_Extracted data entries:_
★ ★ ★
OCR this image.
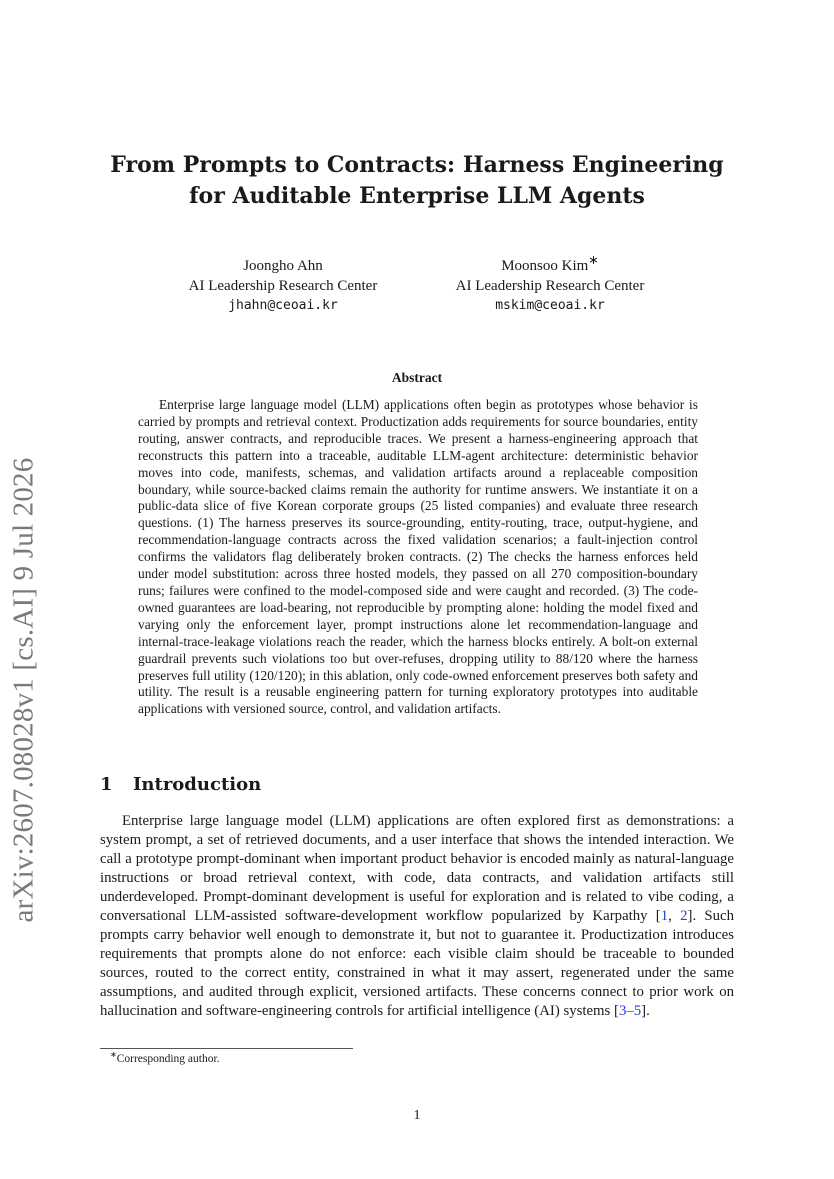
arXiv:2607.08028v1 [cs.AI] 9 Jul 2026
From Prompts to Contracts: Harness Engineering
for Auditable Enterprise LLM Agents
Joongho Ahn
AI Leadership Research Center
jhahn@ceoai.kr
Moonsoo Kim∗
AI Leadership Research Center
mskim@ceoai.kr
Abstract

Enterprise large language model (LLM) applications often begin as prototypes whose behavior is carried by prompts and retrieval context. Productization adds requirements for source boundaries, entity routing, answer contracts, and reproducible traces. We present a harness-engineering approach that reconstructs this pattern into a traceable, auditable LLM-agent architecture: deterministic behavior moves into code, manifests, schemas, and validation artifacts around a replaceable composition boundary, while source-backed claims remain the authority for runtime answers. We instantiate it on a public-data slice of five Korean corporate groups (25 listed companies) and evaluate three research questions. (1) The harness preserves its source-grounding, entity-routing, trace, output-hygiene, and recommendation-language contracts across the fixed validation scenarios; a fault-injection control confirms the validators flag deliberately broken contracts. (2) The checks the harness enforces held under model substitution: across three hosted models, they passed on all 270 composition-boundary runs; failures were confined to the model-composed side and were caught and recorded. (3) The code-owned guarantees are load-bearing, not reproducible by prompting alone: holding the model fixed and varying only the enforcement layer, prompt instructions alone let recommendation-language and internal-trace-leakage violations reach the reader, which the harness blocks entirely. A bolt-on external guardrail prevents such violations too but over-refuses, dropping utility to 88/120 where the harness preserves full utility (120/120); in this ablation, only code-owned enforcement preserves both safety and utility. The result is a reusable engineering pattern for turning exploratory prototypes into auditable applications with versioned source, control, and validation artifacts.

1 Introduction

Enterprise large language model (LLM) applications are often explored first as demonstrations: a system prompt, a set of retrieved documents, and a user interface that shows the intended interaction. We call a prototype prompt-dominant when important product behavior is encoded mainly as natural-language instructions or broad retrieval context, with code, data contracts, and validation artifacts still underdeveloped. Prompt-dominant development is useful for exploration and is related to vibe coding, a conversational LLM-assisted software-development workflow popularized by Karpathy [1, 2]. Such prompts carry behavior well enough to demonstrate it, but not to guarantee it. Productization introduces requirements that prompts alone do not enforce: each visible claim should be traceable to bounded sources, routed to the correct entity, constrained in what it may assert, regenerated under the same assumptions, and audited through explicit, versioned artifacts. These concerns connect to prior work on hallucination and software-engineering controls for artificial intelligence (AI) systems [3–5].

∗Corresponding author.
1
★ ★ ★
_Problem to solve:_ Restate the entire listing word for word, excluding pictures.

_Complete output:_
OCR this image.
arXiv:2607.08028v1 [cs.AI] 9 Jul 2026
From Prompts to Contracts: Harness Engineering
for Auditable Enterprise LLM Agents
Joongho Ahn
AI Leadership Research Center
jhahn@ceoai.kr
Moonsoo Kim∗
AI Leadership Research Center
mskim@ceoai.kr
Abstract

Enterprise large language model (LLM) applications often begin as prototypes whose behavior is carried by prompts and retrieval context. Productization adds requirements for source boundaries, entity routing, answer contracts, and reproducible traces. We present a harness-engineering approach that reconstructs this pattern into a traceable, auditable LLM-agent architecture: deterministic behavior moves into code, manifests, schemas, and validation artifacts around a replaceable composition boundary, while source-backed claims remain the authority for runtime answers. We instantiate it on a public-data slice of five Korean corporate groups (25 listed companies) and evaluate three research questions. (1) The harness preserves its source-grounding, entity-routing, trace, output-hygiene, and recommendation-language contracts across the fixed validation scenarios; a fault-injection control confirms the validators flag deliberately broken contracts. (2) The checks the harness enforces held under model substitution: across three hosted models, they passed on all 270 composition-boundary runs; failures were confined to the model-composed side and were caught and recorded. (3) The code-owned guarantees are load-bearing, not reproducible by prompting alone: holding the model fixed and varying only the enforcement layer, prompt instructions alone let recommendation-language and internal-trace-leakage violations reach the reader, which the harness blocks entirely. A bolt-on external guardrail prevents such violations too but over-refuses, dropping utility to 88/120 where the harness preserves full utility (120/120); in this ablation, only code-owned enforcement preserves both safety and utility. The result is a reusable engineering pattern for turning exploratory prototypes into auditable applications with versioned source, control, and validation artifacts.

1 Introduction

Enterprise large language model (LLM) applications are often explored first as demonstrations: a system prompt, a set of retrieved documents, and a user interface that shows the intended interaction. We call a prototype prompt-dominant when important product behavior is encoded mainly as natural-language instructions or broad retrieval context, with code, data contracts, and validation artifacts still underdeveloped. Prompt-dominant development is useful for exploration and is related to vibe coding, a conversational LLM-assisted software-development workflow popularized by Karpathy [1, 2]. Such prompts carry behavior well enough to demonstrate it, but not to guarantee it. Productization introduces requirements that prompts alone do not enforce: each visible claim should be traceable to bounded sources, routed to the correct entity, constrained in what it may assert, regenerated under the same assumptions, and audited through explicit, versioned artifacts. These concerns connect to prior work on hallucination and software-engineering controls for artificial intelligence (AI) systems [3–5].

∗Corresponding author.
1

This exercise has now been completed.